* [Dataset excerpts]
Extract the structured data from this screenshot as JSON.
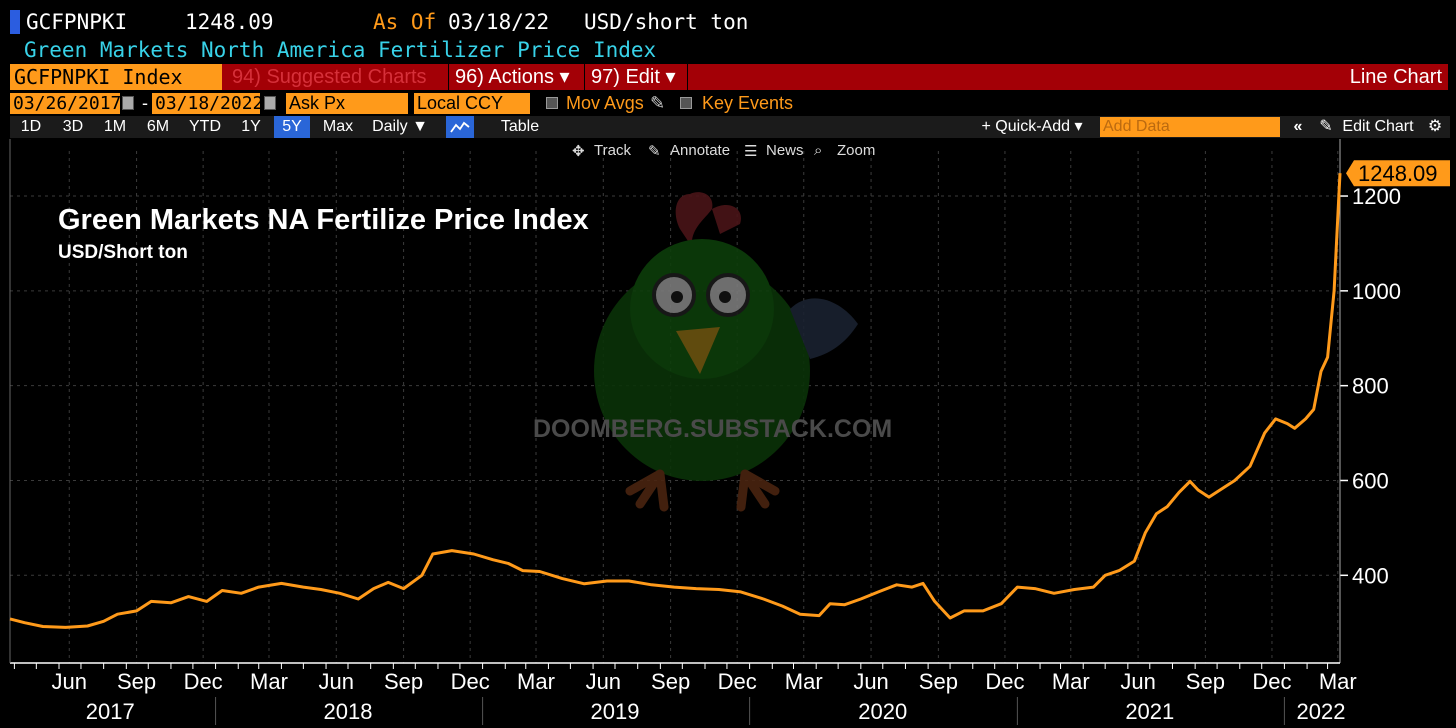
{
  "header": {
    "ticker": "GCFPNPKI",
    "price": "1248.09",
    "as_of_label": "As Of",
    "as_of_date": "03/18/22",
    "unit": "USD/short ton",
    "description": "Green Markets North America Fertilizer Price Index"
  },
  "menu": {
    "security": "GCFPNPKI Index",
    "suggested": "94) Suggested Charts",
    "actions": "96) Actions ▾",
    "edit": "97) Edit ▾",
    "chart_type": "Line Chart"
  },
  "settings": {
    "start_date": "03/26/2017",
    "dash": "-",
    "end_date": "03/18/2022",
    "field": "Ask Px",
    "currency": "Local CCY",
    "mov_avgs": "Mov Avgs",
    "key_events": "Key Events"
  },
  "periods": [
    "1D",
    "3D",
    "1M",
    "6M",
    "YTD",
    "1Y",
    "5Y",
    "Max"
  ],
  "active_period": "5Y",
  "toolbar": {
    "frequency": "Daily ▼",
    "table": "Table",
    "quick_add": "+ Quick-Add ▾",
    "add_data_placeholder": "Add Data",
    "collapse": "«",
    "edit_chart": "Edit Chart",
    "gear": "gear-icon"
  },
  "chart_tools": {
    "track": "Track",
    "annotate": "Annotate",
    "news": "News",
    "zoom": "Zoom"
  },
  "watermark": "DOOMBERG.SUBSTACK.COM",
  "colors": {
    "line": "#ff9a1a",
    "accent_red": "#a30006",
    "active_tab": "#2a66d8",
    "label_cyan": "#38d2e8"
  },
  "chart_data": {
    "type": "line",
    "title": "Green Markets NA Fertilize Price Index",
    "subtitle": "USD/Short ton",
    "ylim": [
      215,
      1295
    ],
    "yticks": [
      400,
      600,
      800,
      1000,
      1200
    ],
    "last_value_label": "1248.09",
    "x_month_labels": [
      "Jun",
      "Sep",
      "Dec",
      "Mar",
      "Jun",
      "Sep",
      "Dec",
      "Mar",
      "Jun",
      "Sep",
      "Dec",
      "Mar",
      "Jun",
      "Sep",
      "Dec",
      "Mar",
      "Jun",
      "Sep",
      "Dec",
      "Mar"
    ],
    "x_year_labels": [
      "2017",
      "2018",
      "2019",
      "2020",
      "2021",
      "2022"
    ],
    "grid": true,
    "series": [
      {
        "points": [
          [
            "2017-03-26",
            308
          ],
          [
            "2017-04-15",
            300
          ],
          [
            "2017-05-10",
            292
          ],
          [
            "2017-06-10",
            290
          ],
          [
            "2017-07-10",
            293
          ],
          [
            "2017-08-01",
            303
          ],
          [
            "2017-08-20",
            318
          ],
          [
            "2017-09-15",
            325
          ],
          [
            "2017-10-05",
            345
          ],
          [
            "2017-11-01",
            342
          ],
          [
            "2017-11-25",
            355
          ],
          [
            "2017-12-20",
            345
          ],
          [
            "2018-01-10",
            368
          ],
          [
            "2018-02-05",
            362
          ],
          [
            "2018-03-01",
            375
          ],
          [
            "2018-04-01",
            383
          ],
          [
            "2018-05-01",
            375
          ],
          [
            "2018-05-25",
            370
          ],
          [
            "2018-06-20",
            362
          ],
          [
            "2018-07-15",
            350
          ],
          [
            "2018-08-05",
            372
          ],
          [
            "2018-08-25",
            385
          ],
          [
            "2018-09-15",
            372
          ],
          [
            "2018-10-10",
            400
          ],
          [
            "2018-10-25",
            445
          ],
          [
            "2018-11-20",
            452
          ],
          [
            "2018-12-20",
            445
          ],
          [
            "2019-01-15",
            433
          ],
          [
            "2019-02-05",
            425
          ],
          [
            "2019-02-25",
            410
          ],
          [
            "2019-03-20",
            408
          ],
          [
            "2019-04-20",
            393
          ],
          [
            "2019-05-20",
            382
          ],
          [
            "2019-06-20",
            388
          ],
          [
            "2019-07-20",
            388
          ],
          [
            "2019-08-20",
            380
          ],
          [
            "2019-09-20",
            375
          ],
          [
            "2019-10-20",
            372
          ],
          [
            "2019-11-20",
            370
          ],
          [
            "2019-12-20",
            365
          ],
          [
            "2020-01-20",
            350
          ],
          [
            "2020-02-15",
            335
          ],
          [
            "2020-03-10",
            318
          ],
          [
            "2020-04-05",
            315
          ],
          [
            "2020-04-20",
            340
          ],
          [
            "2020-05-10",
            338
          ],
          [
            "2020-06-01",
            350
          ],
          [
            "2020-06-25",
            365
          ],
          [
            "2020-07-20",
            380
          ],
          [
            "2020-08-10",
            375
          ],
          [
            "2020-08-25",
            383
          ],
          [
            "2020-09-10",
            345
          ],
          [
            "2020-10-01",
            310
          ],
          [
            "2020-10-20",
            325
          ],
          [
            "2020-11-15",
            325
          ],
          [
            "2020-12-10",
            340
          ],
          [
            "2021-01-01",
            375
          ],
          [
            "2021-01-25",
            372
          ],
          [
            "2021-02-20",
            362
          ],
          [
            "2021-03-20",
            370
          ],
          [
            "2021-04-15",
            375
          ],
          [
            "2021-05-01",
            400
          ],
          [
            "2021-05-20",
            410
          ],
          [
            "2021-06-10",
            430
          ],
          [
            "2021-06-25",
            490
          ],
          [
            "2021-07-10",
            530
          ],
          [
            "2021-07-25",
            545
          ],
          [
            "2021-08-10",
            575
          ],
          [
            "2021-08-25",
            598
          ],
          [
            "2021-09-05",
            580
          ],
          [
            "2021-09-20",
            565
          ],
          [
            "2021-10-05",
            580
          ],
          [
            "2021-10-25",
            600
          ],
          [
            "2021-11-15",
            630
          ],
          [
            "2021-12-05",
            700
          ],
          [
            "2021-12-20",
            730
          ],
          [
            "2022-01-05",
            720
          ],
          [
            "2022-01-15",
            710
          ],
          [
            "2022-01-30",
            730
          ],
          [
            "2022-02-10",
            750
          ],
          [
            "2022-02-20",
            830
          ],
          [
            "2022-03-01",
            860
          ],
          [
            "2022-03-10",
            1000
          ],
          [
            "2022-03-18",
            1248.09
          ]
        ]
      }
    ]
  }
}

* [Objective] Return the whole listing, word for word, and leave out every picture.

* [Worked solution]
Extract the structured data from this screenshot as JSON.
{
  "header": {
    "ticker": "GCFPNPKI",
    "price": "1248.09",
    "as_of_label": "As Of",
    "as_of_date": "03/18/22",
    "unit": "USD/short ton",
    "description": "Green Markets North America Fertilizer Price Index"
  },
  "menu": {
    "security": "GCFPNPKI Index",
    "suggested": "94) Suggested Charts",
    "actions": "96) Actions ▾",
    "edit": "97) Edit ▾",
    "chart_type": "Line Chart"
  },
  "settings": {
    "start_date": "03/26/2017",
    "dash": "-",
    "end_date": "03/18/2022",
    "field": "Ask Px",
    "currency": "Local CCY",
    "mov_avgs": "Mov Avgs",
    "key_events": "Key Events"
  },
  "periods": [
    "1D",
    "3D",
    "1M",
    "6M",
    "YTD",
    "1Y",
    "5Y",
    "Max"
  ],
  "active_period": "5Y",
  "toolbar": {
    "frequency": "Daily ▼",
    "table": "Table",
    "quick_add": "+ Quick-Add ▾",
    "add_data_placeholder": "Add Data",
    "collapse": "«",
    "edit_chart": "Edit Chart",
    "gear": "gear-icon"
  },
  "chart_tools": {
    "track": "Track",
    "annotate": "Annotate",
    "news": "News",
    "zoom": "Zoom"
  },
  "watermark": "DOOMBERG.SUBSTACK.COM",
  "colors": {
    "line": "#ff9a1a",
    "accent_red": "#a30006",
    "active_tab": "#2a66d8",
    "label_cyan": "#38d2e8"
  },
  "chart_data": {
    "type": "line",
    "title": "Green Markets NA Fertilize Price Index",
    "subtitle": "USD/Short ton",
    "ylim": [
      215,
      1295
    ],
    "yticks": [
      400,
      600,
      800,
      1000,
      1200
    ],
    "last_value_label": "1248.09",
    "x_month_labels": [
      "Jun",
      "Sep",
      "Dec",
      "Mar",
      "Jun",
      "Sep",
      "Dec",
      "Mar",
      "Jun",
      "Sep",
      "Dec",
      "Mar",
      "Jun",
      "Sep",
      "Dec",
      "Mar",
      "Jun",
      "Sep",
      "Dec",
      "Mar"
    ],
    "x_year_labels": [
      "2017",
      "2018",
      "2019",
      "2020",
      "2021",
      "2022"
    ],
    "grid": true,
    "series": [
      {
        "points": [
          [
            "2017-03-26",
            308
          ],
          [
            "2017-04-15",
            300
          ],
          [
            "2017-05-10",
            292
          ],
          [
            "2017-06-10",
            290
          ],
          [
            "2017-07-10",
            293
          ],
          [
            "2017-08-01",
            303
          ],
          [
            "2017-08-20",
            318
          ],
          [
            "2017-09-15",
            325
          ],
          [
            "2017-10-05",
            345
          ],
          [
            "2017-11-01",
            342
          ],
          [
            "2017-11-25",
            355
          ],
          [
            "2017-12-20",
            345
          ],
          [
            "2018-01-10",
            368
          ],
          [
            "2018-02-05",
            362
          ],
          [
            "2018-03-01",
            375
          ],
          [
            "2018-04-01",
            383
          ],
          [
            "2018-05-01",
            375
          ],
          [
            "2018-05-25",
            370
          ],
          [
            "2018-06-20",
            362
          ],
          [
            "2018-07-15",
            350
          ],
          [
            "2018-08-05",
            372
          ],
          [
            "2018-08-25",
            385
          ],
          [
            "2018-09-15",
            372
          ],
          [
            "2018-10-10",
            400
          ],
          [
            "2018-10-25",
            445
          ],
          [
            "2018-11-20",
            452
          ],
          [
            "2018-12-20",
            445
          ],
          [
            "2019-01-15",
            433
          ],
          [
            "2019-02-05",
            425
          ],
          [
            "2019-02-25",
            410
          ],
          [
            "2019-03-20",
            408
          ],
          [
            "2019-04-20",
            393
          ],
          [
            "2019-05-20",
            382
          ],
          [
            "2019-06-20",
            388
          ],
          [
            "2019-07-20",
            388
          ],
          [
            "2019-08-20",
            380
          ],
          [
            "2019-09-20",
            375
          ],
          [
            "2019-10-20",
            372
          ],
          [
            "2019-11-20",
            370
          ],
          [
            "2019-12-20",
            365
          ],
          [
            "2020-01-20",
            350
          ],
          [
            "2020-02-15",
            335
          ],
          [
            "2020-03-10",
            318
          ],
          [
            "2020-04-05",
            315
          ],
          [
            "2020-04-20",
            340
          ],
          [
            "2020-05-10",
            338
          ],
          [
            "2020-06-01",
            350
          ],
          [
            "2020-06-25",
            365
          ],
          [
            "2020-07-20",
            380
          ],
          [
            "2020-08-10",
            375
          ],
          [
            "2020-08-25",
            383
          ],
          [
            "2020-09-10",
            345
          ],
          [
            "2020-10-01",
            310
          ],
          [
            "2020-10-20",
            325
          ],
          [
            "2020-11-15",
            325
          ],
          [
            "2020-12-10",
            340
          ],
          [
            "2021-01-01",
            375
          ],
          [
            "2021-01-25",
            372
          ],
          [
            "2021-02-20",
            362
          ],
          [
            "2021-03-20",
            370
          ],
          [
            "2021-04-15",
            375
          ],
          [
            "2021-05-01",
            400
          ],
          [
            "2021-05-20",
            410
          ],
          [
            "2021-06-10",
            430
          ],
          [
            "2021-06-25",
            490
          ],
          [
            "2021-07-10",
            530
          ],
          [
            "2021-07-25",
            545
          ],
          [
            "2021-08-10",
            575
          ],
          [
            "2021-08-25",
            598
          ],
          [
            "2021-09-05",
            580
          ],
          [
            "2021-09-20",
            565
          ],
          [
            "2021-10-05",
            580
          ],
          [
            "2021-10-25",
            600
          ],
          [
            "2021-11-15",
            630
          ],
          [
            "2021-12-05",
            700
          ],
          [
            "2021-12-20",
            730
          ],
          [
            "2022-01-05",
            720
          ],
          [
            "2022-01-15",
            710
          ],
          [
            "2022-01-30",
            730
          ],
          [
            "2022-02-10",
            750
          ],
          [
            "2022-02-20",
            830
          ],
          [
            "2022-03-01",
            860
          ],
          [
            "2022-03-10",
            1000
          ],
          [
            "2022-03-18",
            1248.09
          ]
        ]
      }
    ]
  }
}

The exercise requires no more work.